[Task 1] For the tabs-versus-spaces discussion, say whether each statement agrees with it. Answer yes or no, and quote the deciding words of the text. (a) One comment gives the rule as tabs to indent and spaces to align. (b) The space counts in the example lines are accurate. (c) One commenter maintains code written in Python.
[Task 2] Rewrite the part of the tabs-versus-spaces discussion that opens with the words containing "The correct rule is: you" and closes with "follows a tab..!". Swap "linter" for "checker".
Provided passage below:
It's (tabs && spaces) vs (spaces).

In the real world, there will always be spaces, whether used for indentation or not. Using tabs for indentation inevitably leads to a mix of both - which is, objectively, worse for maintenance and consistency.

4 comments

And if people didn't align text, you could still make an argument that people use spaces to separate identifiers or otherwise tokens, therefore it's spaces vs tabs&spaces…

Tabs are for indentation, to align the beginning of the line, later on if you want to align text somehow, use spaces. You probably shouldn't align lines with different indentation (I align rarely so I can't remember ever to do that).

the correct rule is: tabs to indent, spaces to align

[TAB][TAB][TAB]ShortTypename[SPACE][SPACE]variable_name

[TAB][TAB][TAB]LongLongLongTypename[SPACE]variable_name2

ps. the [SPACE] counts above are illustrative, not accurate.

The correct rule is: you shouldn't align.
The code I maintain (Emacs Lisp) follows that rule.
Exactly, just have your linter error out if there's a tab following a space
And ever stronger if a space follows a tab..!
End of Provided passage.
Input data below:
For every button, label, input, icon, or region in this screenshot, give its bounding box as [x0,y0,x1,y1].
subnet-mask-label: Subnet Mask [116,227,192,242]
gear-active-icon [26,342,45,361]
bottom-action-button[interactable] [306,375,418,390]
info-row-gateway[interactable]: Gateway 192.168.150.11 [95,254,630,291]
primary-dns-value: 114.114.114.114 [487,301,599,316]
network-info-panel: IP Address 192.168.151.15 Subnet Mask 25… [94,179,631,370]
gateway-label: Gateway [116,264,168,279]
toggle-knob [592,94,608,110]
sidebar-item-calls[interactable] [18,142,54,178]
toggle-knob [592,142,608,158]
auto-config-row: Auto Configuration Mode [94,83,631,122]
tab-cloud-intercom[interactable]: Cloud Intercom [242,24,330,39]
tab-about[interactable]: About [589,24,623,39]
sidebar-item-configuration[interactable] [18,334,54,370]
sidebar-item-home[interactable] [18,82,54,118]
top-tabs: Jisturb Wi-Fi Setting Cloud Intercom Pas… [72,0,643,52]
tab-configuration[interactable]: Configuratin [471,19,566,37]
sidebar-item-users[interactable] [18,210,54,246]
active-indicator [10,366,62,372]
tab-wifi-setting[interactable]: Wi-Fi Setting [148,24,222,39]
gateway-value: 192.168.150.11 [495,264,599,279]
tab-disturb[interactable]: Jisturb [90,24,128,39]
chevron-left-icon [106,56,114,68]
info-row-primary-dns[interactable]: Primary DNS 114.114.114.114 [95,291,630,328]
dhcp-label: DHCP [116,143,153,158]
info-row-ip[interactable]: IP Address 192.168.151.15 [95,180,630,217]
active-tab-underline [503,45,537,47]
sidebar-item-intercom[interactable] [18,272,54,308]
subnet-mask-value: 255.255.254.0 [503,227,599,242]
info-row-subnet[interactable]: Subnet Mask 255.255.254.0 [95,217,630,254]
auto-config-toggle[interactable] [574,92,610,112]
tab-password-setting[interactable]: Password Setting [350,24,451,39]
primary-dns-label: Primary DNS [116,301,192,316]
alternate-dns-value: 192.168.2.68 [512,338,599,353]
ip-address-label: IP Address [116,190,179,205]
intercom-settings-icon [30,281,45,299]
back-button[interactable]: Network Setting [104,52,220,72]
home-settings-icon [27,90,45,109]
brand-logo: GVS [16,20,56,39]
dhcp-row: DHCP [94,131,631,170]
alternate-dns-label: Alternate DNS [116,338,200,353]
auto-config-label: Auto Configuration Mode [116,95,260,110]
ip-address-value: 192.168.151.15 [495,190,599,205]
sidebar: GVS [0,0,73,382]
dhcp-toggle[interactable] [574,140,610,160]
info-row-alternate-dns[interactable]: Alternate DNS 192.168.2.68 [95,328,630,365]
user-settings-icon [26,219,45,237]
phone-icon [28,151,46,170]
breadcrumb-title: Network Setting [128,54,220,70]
End of Input data.
[Result 1]
(a) Yes: "the correct rule is: tabs to indent, spaces to align"
(b) No: "the [SPACE] counts above are illustrative, not accurate."
(c) No: "The code I maintain (Emacs Lisp) follows that rule."

[Result 2]
The correct rule is: you shouldn't align.
The code I maintain (Emacs Lisp) follows that rule.
Exactly, just have your checker error out if there's a tab following a space
And ever stronger if a space follows a tab..!